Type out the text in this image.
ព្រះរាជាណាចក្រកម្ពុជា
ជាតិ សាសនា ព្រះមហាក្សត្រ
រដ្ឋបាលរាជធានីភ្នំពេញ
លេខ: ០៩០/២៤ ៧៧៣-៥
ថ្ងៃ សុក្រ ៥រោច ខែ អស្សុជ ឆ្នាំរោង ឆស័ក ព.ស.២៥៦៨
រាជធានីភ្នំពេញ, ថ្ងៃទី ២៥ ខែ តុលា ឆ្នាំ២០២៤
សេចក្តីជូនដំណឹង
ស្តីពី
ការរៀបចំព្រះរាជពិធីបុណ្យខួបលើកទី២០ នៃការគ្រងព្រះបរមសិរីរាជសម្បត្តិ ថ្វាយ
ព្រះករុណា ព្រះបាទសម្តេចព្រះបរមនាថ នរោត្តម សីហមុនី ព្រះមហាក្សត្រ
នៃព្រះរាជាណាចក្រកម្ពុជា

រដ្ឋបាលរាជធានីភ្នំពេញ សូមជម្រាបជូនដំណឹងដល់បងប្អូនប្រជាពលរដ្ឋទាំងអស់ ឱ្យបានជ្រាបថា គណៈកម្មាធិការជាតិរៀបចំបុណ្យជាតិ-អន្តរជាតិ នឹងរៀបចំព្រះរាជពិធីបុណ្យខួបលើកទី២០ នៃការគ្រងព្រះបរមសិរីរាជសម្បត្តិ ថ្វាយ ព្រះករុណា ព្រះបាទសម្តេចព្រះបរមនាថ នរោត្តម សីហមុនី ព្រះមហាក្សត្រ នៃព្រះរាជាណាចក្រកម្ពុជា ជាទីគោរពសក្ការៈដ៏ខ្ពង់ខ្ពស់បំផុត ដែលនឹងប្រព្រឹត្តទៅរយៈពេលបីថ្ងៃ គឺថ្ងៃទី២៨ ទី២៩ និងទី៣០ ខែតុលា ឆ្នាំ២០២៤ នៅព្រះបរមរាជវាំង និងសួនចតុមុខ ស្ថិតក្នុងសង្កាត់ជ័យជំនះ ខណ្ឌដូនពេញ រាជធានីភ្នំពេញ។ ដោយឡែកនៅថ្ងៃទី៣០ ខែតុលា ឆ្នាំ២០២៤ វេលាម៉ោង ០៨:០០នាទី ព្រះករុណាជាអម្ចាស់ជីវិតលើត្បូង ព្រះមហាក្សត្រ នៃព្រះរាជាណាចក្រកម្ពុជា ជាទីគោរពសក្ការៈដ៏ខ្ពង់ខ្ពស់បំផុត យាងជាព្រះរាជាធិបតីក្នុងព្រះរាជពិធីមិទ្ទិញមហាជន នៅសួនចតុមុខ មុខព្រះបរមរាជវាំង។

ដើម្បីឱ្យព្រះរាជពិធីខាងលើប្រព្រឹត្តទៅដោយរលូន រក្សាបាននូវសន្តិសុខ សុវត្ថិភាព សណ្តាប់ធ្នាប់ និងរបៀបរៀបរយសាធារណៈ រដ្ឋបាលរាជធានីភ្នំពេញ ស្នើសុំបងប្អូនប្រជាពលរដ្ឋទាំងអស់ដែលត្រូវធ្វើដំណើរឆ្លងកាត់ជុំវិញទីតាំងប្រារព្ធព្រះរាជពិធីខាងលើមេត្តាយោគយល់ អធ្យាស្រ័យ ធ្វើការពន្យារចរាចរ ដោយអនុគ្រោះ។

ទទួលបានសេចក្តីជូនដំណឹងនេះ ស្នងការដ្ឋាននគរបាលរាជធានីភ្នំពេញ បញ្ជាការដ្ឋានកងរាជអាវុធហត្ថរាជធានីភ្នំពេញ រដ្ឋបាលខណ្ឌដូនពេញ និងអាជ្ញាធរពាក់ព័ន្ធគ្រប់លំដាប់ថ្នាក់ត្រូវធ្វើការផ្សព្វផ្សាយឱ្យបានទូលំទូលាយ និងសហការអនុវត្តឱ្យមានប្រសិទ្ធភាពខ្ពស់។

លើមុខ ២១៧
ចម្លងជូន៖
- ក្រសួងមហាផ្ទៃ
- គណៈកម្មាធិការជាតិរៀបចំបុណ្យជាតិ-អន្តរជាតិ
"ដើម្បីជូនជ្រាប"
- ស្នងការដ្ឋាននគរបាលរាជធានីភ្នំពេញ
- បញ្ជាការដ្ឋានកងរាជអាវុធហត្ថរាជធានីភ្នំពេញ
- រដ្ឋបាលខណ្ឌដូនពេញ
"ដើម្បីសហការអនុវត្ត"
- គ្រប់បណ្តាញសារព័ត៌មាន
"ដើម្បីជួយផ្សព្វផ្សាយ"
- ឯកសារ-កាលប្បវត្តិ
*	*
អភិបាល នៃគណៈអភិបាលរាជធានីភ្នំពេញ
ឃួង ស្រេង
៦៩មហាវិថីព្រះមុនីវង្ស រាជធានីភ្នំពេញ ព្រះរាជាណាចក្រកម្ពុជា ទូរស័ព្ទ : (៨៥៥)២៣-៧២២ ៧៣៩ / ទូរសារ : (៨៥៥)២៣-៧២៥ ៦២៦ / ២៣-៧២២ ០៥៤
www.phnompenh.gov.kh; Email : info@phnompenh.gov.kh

Exercise details: Please reproduce all of the entries exactly as they stand.

Exercise result:
Type out the text in this image.
ព្រះរាជាណាចក្រកម្ពុជា
ជាតិ សាសនា ព្រះមហាក្សត្រ
រដ្ឋបាលរាជធានីភ្នំពេញ
លេខ: ០៩០/២៤ ៧៧៣-៥
ថ្ងៃ សុក្រ ៥រោច ខែ អស្សុជ ឆ្នាំរោង ឆស័ក ព.ស.២៥៦៨
រាជធានីភ្នំពេញ, ថ្ងៃទី ២៥ ខែ តុលា ឆ្នាំ២០២៤
សេចក្តីជូនដំណឹង
ស្តីពី
ការរៀបចំព្រះរាជពិធីបុណ្យខួបលើកទី២០ នៃការគ្រងព្រះបរមសិរីរាជសម្បត្តិ ថ្វាយ
ព្រះករុណា ព្រះបាទសម្តេចព្រះបរមនាថ នរោត្តម សីហមុនី ព្រះមហាក្សត្រ
នៃព្រះរាជាណាចក្រកម្ពុជា

រដ្ឋបាលរាជធានីភ្នំពេញ សូមជម្រាបជូនដំណឹងដល់បងប្អូនប្រជាពលរដ្ឋទាំងអស់ ឱ្យបានជ្រាបថា គណៈកម្មាធិការជាតិរៀបចំបុណ្យជាតិ-អន្តរជាតិ នឹងរៀបចំព្រះរាជពិធីបុណ្យខួបលើកទី២០ នៃការគ្រងព្រះបរមសិរីរាជសម្បត្តិ ថ្វាយ ព្រះករុណា ព្រះបាទសម្តេចព្រះបរមនាថ នរោត្តម សីហមុនី ព្រះមហាក្សត្រ នៃព្រះរាជាណាចក្រកម្ពុជា ជាទីគោរពសក្ការៈដ៏ខ្ពង់ខ្ពស់បំផុត ដែលនឹងប្រព្រឹត្តទៅរយៈពេលបីថ្ងៃ គឺថ្ងៃទី២៨ ទី២៩ និងទី៣០ ខែតុលា ឆ្នាំ២០២៤ នៅព្រះបរមរាជវាំង និងសួនចតុមុខ ស្ថិតក្នុងសង្កាត់ជ័យជំនះ ខណ្ឌដូនពេញ រាជធានីភ្នំពេញ។ ដោយឡែកនៅថ្ងៃទី៣០ ខែតុលា ឆ្នាំ២០២៤ វេលាម៉ោង ០៨:០០នាទី ព្រះករុណាជាអម្ចាស់ជីវិតលើត្បូង ព្រះមហាក្សត្រ នៃព្រះរាជាណាចក្រកម្ពុជា ជាទីគោរពសក្ការៈដ៏ខ្ពង់ខ្ពស់បំផុត យាងជាព្រះរាជាធិបតីក្នុងព្រះរាជពិធីមិទ្ទិញមហាជន នៅសួនចតុមុខ មុខព្រះបរមរាជវាំង។

ដើម្បីឱ្យព្រះរាជពិធីខាងលើប្រព្រឹត្តទៅដោយរលូន រក្សាបាននូវសន្តិសុខ សុវត្ថិភាព សណ្តាប់ធ្នាប់ និងរបៀបរៀបរយសាធារណៈ រដ្ឋបាលរាជធានីភ្នំពេញ ស្នើសុំបងប្អូនប្រជាពលរដ្ឋទាំងអស់ដែលត្រូវធ្វើដំណើរឆ្លងកាត់ជុំវិញទីតាំងប្រារព្ធព្រះរាជពិធីខាងលើមេត្តាយោគយល់ អធ្យាស្រ័យ ធ្វើការពន្យារចរាចរ ដោយអនុគ្រោះ។

ទទួលបានសេចក្តីជូនដំណឹងនេះ ស្នងការដ្ឋាននគរបាលរាជធានីភ្នំពេញ បញ្ជាការដ្ឋានកងរាជអាវុធហត្ថរាជធានីភ្នំពេញ រដ្ឋបាលខណ្ឌដូនពេញ និងអាជ្ញាធរពាក់ព័ន្ធគ្រប់លំដាប់ថ្នាក់ត្រូវធ្វើការផ្សព្វផ្សាយឱ្យបានទូលំទូលាយ និងសហការអនុវត្តឱ្យមានប្រសិទ្ធភាពខ្ពស់។

លើមុខ ២១៧
ចម្លងជូន៖
- ក្រសួងមហាផ្ទៃ
- គណៈកម្មាធិការជាតិរៀបចំបុណ្យជាតិ-អន្តរជាតិ
"ដើម្បីជូនជ្រាប"
- ស្នងការដ្ឋាននគរបាលរាជធានីភ្នំពេញ
- បញ្ជាការដ្ឋានកងរាជអាវុធហត្ថរាជធានីភ្នំពេញ
- រដ្ឋបាលខណ្ឌដូនពេញ
"ដើម្បីសហការអនុវត្ត"
- គ្រប់បណ្តាញសារព័ត៌មាន
"ដើម្បីជួយផ្សព្វផ្សាយ"
- ឯកសារ-កាលប្បវត្តិ
*	*
អភិបាល នៃគណៈអភិបាលរាជធានីភ្នំពេញ
ឃួង ស្រេង
៦៩មហាវិថីព្រះមុនីវង្ស រាជធានីភ្នំពេញ ព្រះរាជាណាចក្រកម្ពុជា ទូរស័ព្ទ : (៨៥៥)២៣-៧២២ ៧៣៩ / ទូរសារ : (៨៥៥)២៣-៧២៥ ៦២៦ / ២៣-៧២២ ០៥៤
www.phnompenh.gov.kh; Email : info@phnompenh.gov.kh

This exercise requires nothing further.